» **PROBLEM REQUIREMENTS**: Retype every entry in its entirety, without alteration.

» **EXERCISE DATA**:
[START]
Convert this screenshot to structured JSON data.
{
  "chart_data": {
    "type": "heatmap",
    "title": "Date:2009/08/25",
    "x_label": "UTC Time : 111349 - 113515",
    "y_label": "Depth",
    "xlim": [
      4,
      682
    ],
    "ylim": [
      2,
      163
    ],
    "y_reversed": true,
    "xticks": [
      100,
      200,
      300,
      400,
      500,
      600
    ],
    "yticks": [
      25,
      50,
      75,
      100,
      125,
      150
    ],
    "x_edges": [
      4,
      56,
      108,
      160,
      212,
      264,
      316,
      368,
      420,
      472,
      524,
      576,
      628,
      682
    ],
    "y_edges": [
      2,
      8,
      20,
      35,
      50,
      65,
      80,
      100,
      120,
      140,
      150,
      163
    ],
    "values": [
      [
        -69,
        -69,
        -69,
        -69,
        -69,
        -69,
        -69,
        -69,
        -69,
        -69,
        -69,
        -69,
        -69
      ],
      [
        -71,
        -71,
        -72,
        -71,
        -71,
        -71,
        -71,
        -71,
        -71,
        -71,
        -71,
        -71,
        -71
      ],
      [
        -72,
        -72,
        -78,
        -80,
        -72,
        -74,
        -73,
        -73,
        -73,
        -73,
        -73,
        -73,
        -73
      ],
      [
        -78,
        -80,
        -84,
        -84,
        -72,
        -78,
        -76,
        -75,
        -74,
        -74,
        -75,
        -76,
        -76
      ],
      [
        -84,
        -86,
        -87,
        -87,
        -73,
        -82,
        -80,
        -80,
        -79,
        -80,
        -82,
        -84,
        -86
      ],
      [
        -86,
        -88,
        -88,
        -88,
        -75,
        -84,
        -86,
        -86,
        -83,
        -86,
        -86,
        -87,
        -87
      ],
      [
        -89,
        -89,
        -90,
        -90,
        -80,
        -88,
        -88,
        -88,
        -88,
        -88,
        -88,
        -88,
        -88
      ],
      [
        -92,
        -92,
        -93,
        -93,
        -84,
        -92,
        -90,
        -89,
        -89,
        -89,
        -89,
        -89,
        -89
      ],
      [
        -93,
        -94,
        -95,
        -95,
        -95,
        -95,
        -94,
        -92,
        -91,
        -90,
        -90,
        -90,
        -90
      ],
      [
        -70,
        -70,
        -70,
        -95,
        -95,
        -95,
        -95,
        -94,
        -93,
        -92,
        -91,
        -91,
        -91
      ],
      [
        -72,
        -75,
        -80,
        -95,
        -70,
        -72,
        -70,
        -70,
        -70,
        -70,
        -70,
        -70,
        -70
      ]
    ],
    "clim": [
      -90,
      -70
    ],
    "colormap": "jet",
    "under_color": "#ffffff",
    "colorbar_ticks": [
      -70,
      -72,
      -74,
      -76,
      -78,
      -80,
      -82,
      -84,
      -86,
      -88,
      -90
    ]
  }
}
[END]
» **COMPLETED TASK**:
Convert this screenshot to structured JSON data.
{
  "chart_data": {
    "type": "heatmap",
    "title": "Date:2009/08/25",
    "x_label": "UTC Time : 111349 - 113515",
    "y_label": "Depth",
    "xlim": [
      4,
      682
    ],
    "ylim": [
      2,
      163
    ],
    "y_reversed": true,
    "xticks": [
      100,
      200,
      300,
      400,
      500,
      600
    ],
    "yticks": [
      25,
      50,
      75,
      100,
      125,
      150
    ],
    "x_edges": [
      4,
      56,
      108,
      160,
      212,
      264,
      316,
      368,
      420,
      472,
      524,
      576,
      628,
      682
    ],
    "y_edges": [
      2,
      8,
      20,
      35,
      50,
      65,
      80,
      100,
      120,
      140,
      150,
      163
    ],
    "values": [
      [
        -69,
        -69,
        -69,
        -69,
        -69,
        -69,
        -69,
        -69,
        -69,
        -69,
        -69,
        -69,
        -69
      ],
      [
        -71,
        -71,
        -72,
        -71,
        -71,
        -71,
        -71,
        -71,
        -71,
        -71,
        -71,
        -71,
        -71
      ],
      [
        -72,
        -72,
        -78,
        -80,
        -72,
        -74,
        -73,
        -73,
        -73,
        -73,
        -73,
        -73,
        -73
      ],
      [
        -78,
        -80,
        -84,
        -84,
        -72,
        -78,
        -76,
        -75,
        -74,
        -74,
        -75,
        -76,
        -76
      ],
      [
        -84,
        -86,
        -87,
        -87,
        -73,
        -82,
        -80,
        -80,
        -79,
        -80,
        -82,
        -84,
        -86
      ],
      [
        -86,
        -88,
        -88,
        -88,
        -75,
        -84,
        -86,
        -86,
        -83,
        -86,
        -86,
        -87,
        -87
      ],
      [
        -89,
        -89,
        -90,
        -90,
        -80,
        -88,
        -88,
        -88,
        -88,
        -88,
        -88,
        -88,
        -88
      ],
      [
        -92,
        -92,
        -93,
        -93,
        -84,
        -92,
        -90,
        -89,
        -89,
        -89,
        -89,
        -89,
        -89
      ],
      [
        -93,
        -94,
        -95,
        -95,
        -95,
        -95,
        -94,
        -92,
        -91,
        -90,
        -90,
        -90,
        -90
      ],
      [
        -70,
        -70,
        -70,
        -95,
        -95,
        -95,
        -95,
        -94,
        -93,
        -92,
        -91,
        -91,
        -91
      ],
      [
        -72,
        -75,
        -80,
        -95,
        -70,
        -72,
        -70,
        -70,
        -70,
        -70,
        -70,
        -70,
        -70
      ]
    ],
    "clim": [
      -90,
      -70
    ],
    "colormap": "jet",
    "under_color": "#ffffff",
    "colorbar_ticks": [
      -70,
      -72,
      -74,
      -76,
      -78,
      -80,
      -82,
      -84,
      -86,
      -88,
      -90
    ]
  }
}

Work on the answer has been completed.